-- Saved entries --
+===+
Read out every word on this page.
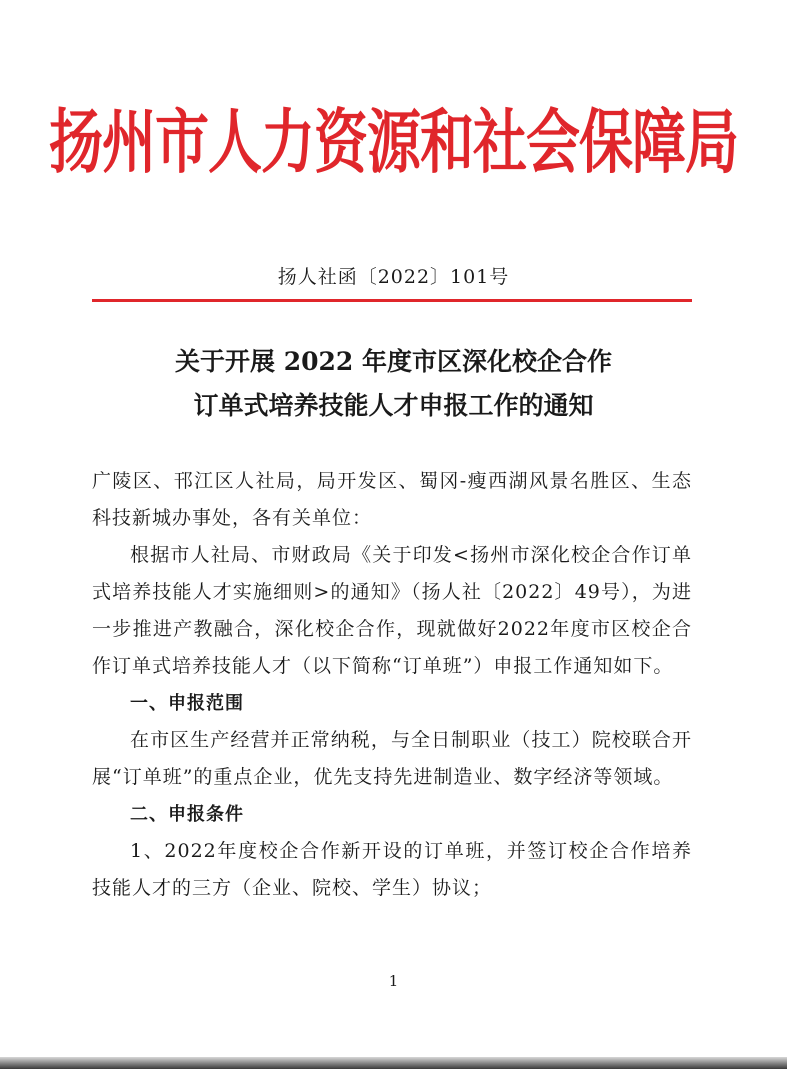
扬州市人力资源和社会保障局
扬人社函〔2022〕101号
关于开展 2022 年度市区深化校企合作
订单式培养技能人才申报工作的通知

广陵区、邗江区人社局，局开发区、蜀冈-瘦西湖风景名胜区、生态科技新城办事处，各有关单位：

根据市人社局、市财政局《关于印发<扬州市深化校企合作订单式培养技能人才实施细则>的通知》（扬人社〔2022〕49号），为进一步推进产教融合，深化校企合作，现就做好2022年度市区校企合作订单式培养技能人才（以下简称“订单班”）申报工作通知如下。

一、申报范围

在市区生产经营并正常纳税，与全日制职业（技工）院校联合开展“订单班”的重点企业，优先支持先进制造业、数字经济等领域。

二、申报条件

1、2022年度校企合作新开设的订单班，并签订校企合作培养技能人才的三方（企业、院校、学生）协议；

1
+===+
Write out the data precisely as given, excluding the pictures.

-- SOLUTION --
Read out every word on this page.
扬州市人力资源和社会保障局
扬人社函〔2022〕101号
关于开展 2022 年度市区深化校企合作
订单式培养技能人才申报工作的通知

广陵区、邗江区人社局，局开发区、蜀冈-瘦西湖风景名胜区、生态科技新城办事处，各有关单位：

根据市人社局、市财政局《关于印发<扬州市深化校企合作订单式培养技能人才实施细则>的通知》（扬人社〔2022〕49号），为进一步推进产教融合，深化校企合作，现就做好2022年度市区校企合作订单式培养技能人才（以下简称“订单班”）申报工作通知如下。

一、申报范围

在市区生产经营并正常纳税，与全日制职业（技工）院校联合开展“订单班”的重点企业，优先支持先进制造业、数字经济等领域。

二、申报条件

1、2022年度校企合作新开设的订单班，并签订校企合作培养技能人才的三方（企业、院校、学生）协议；

1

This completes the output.